### Dataset records
++++++++++++++++++++
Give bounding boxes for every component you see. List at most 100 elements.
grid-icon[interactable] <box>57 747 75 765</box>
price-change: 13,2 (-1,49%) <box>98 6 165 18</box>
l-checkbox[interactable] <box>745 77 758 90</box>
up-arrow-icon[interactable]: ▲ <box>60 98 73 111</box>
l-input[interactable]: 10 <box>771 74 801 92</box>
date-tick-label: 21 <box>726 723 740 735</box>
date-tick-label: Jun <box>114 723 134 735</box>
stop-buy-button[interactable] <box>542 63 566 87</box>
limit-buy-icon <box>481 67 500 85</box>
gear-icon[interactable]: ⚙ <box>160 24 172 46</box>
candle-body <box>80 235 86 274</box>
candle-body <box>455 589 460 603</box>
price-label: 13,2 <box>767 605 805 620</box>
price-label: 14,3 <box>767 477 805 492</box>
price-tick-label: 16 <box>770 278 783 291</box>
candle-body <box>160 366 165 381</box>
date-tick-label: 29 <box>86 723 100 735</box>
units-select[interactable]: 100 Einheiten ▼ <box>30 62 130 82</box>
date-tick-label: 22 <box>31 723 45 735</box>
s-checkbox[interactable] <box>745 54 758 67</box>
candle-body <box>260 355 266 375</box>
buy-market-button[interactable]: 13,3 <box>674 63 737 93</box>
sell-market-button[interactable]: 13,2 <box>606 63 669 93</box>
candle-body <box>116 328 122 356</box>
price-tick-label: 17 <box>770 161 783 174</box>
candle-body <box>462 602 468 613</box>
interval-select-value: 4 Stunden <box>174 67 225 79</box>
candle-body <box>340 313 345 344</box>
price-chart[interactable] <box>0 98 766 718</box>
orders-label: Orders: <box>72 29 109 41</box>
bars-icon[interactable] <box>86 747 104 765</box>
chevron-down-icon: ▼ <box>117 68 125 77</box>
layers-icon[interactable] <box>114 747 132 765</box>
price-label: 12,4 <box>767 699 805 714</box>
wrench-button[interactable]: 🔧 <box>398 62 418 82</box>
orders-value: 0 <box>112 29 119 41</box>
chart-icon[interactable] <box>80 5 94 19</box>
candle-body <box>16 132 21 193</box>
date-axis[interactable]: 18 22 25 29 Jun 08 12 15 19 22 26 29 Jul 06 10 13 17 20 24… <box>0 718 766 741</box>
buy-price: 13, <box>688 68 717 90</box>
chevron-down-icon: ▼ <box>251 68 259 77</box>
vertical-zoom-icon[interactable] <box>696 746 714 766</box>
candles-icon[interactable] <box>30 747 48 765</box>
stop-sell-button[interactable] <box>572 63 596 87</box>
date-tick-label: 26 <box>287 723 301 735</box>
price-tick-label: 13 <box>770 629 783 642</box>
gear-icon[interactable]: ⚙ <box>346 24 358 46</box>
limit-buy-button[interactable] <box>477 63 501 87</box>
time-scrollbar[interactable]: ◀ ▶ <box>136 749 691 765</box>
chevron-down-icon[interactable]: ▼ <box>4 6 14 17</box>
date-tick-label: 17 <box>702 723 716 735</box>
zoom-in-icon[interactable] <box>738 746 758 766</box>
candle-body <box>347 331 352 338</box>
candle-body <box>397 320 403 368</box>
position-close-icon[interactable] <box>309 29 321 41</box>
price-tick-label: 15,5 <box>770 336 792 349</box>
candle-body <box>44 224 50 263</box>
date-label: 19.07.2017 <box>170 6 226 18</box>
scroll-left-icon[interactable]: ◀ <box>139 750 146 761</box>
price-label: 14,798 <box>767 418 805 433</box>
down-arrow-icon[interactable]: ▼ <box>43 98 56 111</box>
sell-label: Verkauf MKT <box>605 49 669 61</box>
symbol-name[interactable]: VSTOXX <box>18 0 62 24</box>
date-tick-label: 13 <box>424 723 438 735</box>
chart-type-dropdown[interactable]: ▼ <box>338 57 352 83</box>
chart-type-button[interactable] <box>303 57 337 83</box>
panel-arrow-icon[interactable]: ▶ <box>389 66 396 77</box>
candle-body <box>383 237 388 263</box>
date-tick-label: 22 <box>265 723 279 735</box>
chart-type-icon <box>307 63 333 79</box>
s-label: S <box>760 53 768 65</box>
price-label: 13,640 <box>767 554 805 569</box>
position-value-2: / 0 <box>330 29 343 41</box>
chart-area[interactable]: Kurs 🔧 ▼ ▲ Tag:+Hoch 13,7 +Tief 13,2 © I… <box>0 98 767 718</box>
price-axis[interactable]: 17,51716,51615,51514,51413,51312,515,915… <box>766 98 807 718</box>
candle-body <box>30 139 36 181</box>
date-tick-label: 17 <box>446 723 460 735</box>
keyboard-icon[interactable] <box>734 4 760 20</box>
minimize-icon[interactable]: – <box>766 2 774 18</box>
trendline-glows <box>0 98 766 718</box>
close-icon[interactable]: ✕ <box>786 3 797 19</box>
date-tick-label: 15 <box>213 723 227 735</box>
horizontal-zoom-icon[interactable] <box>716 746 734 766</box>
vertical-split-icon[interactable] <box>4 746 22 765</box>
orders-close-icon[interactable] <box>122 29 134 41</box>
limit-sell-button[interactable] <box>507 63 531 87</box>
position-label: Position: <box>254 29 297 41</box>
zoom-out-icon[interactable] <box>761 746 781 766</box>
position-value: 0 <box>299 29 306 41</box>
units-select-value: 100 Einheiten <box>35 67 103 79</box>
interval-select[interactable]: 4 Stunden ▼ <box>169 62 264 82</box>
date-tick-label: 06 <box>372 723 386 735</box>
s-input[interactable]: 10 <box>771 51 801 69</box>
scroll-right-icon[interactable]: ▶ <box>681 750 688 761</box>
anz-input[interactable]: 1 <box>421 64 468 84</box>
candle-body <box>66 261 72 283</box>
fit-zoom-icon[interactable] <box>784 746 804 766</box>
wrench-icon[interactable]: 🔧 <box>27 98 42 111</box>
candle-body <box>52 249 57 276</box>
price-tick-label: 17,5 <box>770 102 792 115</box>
++++++++++++++++++++
### The request
Rewrite all of the material above, changing every "Einheiten" to "Units" and leaving everything else as it is.

### Written solution
Give bounding boxes for every component you see. List at most 100 elements.
grid-icon[interactable] <box>57 747 75 765</box>
price-change: 13,2 (-1,49%) <box>98 6 165 18</box>
l-checkbox[interactable] <box>745 77 758 90</box>
up-arrow-icon[interactable]: ▲ <box>60 98 73 111</box>
l-input[interactable]: 10 <box>771 74 801 92</box>
date-tick-label: 21 <box>726 723 740 735</box>
date-tick-label: Jun <box>114 723 134 735</box>
stop-buy-button[interactable] <box>542 63 566 87</box>
limit-buy-icon <box>481 67 500 85</box>
gear-icon[interactable]: ⚙ <box>160 24 172 46</box>
candle-body <box>80 235 86 274</box>
candle-body <box>455 589 460 603</box>
price-label: 13,2 <box>767 605 805 620</box>
price-label: 14,3 <box>767 477 805 492</box>
price-tick-label: 16 <box>770 278 783 291</box>
candle-body <box>160 366 165 381</box>
date-tick-label: 29 <box>86 723 100 735</box>
units-select[interactable]: 100 Units ▼ <box>30 62 130 82</box>
date-tick-label: 22 <box>31 723 45 735</box>
s-checkbox[interactable] <box>745 54 758 67</box>
candle-body <box>260 355 266 375</box>
buy-market-button[interactable]: 13,3 <box>674 63 737 93</box>
sell-market-button[interactable]: 13,2 <box>606 63 669 93</box>
candle-body <box>116 328 122 356</box>
price-tick-label: 17 <box>770 161 783 174</box>
candle-body <box>462 602 468 613</box>
interval-select-value: 4 Stunden <box>174 67 225 79</box>
candle-body <box>340 313 345 344</box>
price-chart[interactable] <box>0 98 766 718</box>
orders-label: Orders: <box>72 29 109 41</box>
bars-icon[interactable] <box>86 747 104 765</box>
chevron-down-icon: ▼ <box>117 68 125 77</box>
layers-icon[interactable] <box>114 747 132 765</box>
price-label: 12,4 <box>767 699 805 714</box>
wrench-button[interactable]: 🔧 <box>398 62 418 82</box>
orders-value: 0 <box>112 29 119 41</box>
chart-icon[interactable] <box>80 5 94 19</box>
candle-body <box>16 132 21 193</box>
date-axis[interactable]: 18 22 25 29 Jun 08 12 15 19 22 26 29 Jul 06 10 13 17 20 24… <box>0 718 766 741</box>
buy-price: 13, <box>688 68 717 90</box>
chevron-down-icon: ▼ <box>251 68 259 77</box>
vertical-zoom-icon[interactable] <box>696 746 714 766</box>
candles-icon[interactable] <box>30 747 48 765</box>
stop-sell-button[interactable] <box>572 63 596 87</box>
date-tick-label: 26 <box>287 723 301 735</box>
price-tick-label: 13 <box>770 629 783 642</box>
gear-icon[interactable]: ⚙ <box>346 24 358 46</box>
limit-buy-button[interactable] <box>477 63 501 87</box>
time-scrollbar[interactable]: ◀ ▶ <box>136 749 691 765</box>
chevron-down-icon[interactable]: ▼ <box>4 6 14 17</box>
date-tick-label: 17 <box>702 723 716 735</box>
zoom-in-icon[interactable] <box>738 746 758 766</box>
candle-body <box>347 331 352 338</box>
candle-body <box>397 320 403 368</box>
position-close-icon[interactable] <box>309 29 321 41</box>
price-tick-label: 15,5 <box>770 336 792 349</box>
candle-body <box>44 224 50 263</box>
date-label: 19.07.2017 <box>170 6 226 18</box>
scroll-left-icon[interactable]: ◀ <box>139 750 146 761</box>
price-label: 14,798 <box>767 418 805 433</box>
down-arrow-icon[interactable]: ▼ <box>43 98 56 111</box>
sell-label: Verkauf MKT <box>605 49 669 61</box>
symbol-name[interactable]: VSTOXX <box>18 0 62 24</box>
date-tick-label: 13 <box>424 723 438 735</box>
chart-type-dropdown[interactable]: ▼ <box>338 57 352 83</box>
chart-type-button[interactable] <box>303 57 337 83</box>
panel-arrow-icon[interactable]: ▶ <box>389 66 396 77</box>
candle-body <box>383 237 388 263</box>
date-tick-label: 22 <box>265 723 279 735</box>
chart-type-icon <box>307 63 333 79</box>
s-label: S <box>760 53 768 65</box>
price-label: 13,640 <box>767 554 805 569</box>
position-value-2: / 0 <box>330 29 343 41</box>
chart-area[interactable]: Kurs 🔧 ▼ ▲ Tag:+Hoch 13,7 +Tief 13,2 © I… <box>0 98 767 718</box>
price-axis[interactable]: 17,51716,51615,51514,51413,51312,515,915… <box>766 98 807 718</box>
candle-body <box>30 139 36 181</box>
date-tick-label: 17 <box>446 723 460 735</box>
keyboard-icon[interactable] <box>734 4 760 20</box>
minimize-icon[interactable]: – <box>766 2 774 18</box>
trendline-glows <box>0 98 766 718</box>
close-icon[interactable]: ✕ <box>786 3 797 19</box>
date-tick-label: 15 <box>213 723 227 735</box>
horizontal-zoom-icon[interactable] <box>716 746 734 766</box>
vertical-split-icon[interactable] <box>4 746 22 765</box>
orders-close-icon[interactable] <box>122 29 134 41</box>
limit-sell-button[interactable] <box>507 63 531 87</box>
position-label: Position: <box>254 29 297 41</box>
zoom-out-icon[interactable] <box>761 746 781 766</box>
position-value: 0 <box>299 29 306 41</box>
units-select-value: 100 Units <box>35 67 103 79</box>
interval-select[interactable]: 4 Stunden ▼ <box>169 62 264 82</box>
date-tick-label: 06 <box>372 723 386 735</box>
s-input[interactable]: 10 <box>771 51 801 69</box>
scroll-right-icon[interactable]: ▶ <box>681 750 688 761</box>
anz-input[interactable]: 1 <box>421 64 468 84</box>
candle-body <box>66 261 72 283</box>
fit-zoom-icon[interactable] <box>784 746 804 766</box>
wrench-icon[interactable]: 🔧 <box>27 98 42 111</box>
candle-body <box>52 249 57 276</box>
price-tick-label: 17,5 <box>770 102 792 115</box>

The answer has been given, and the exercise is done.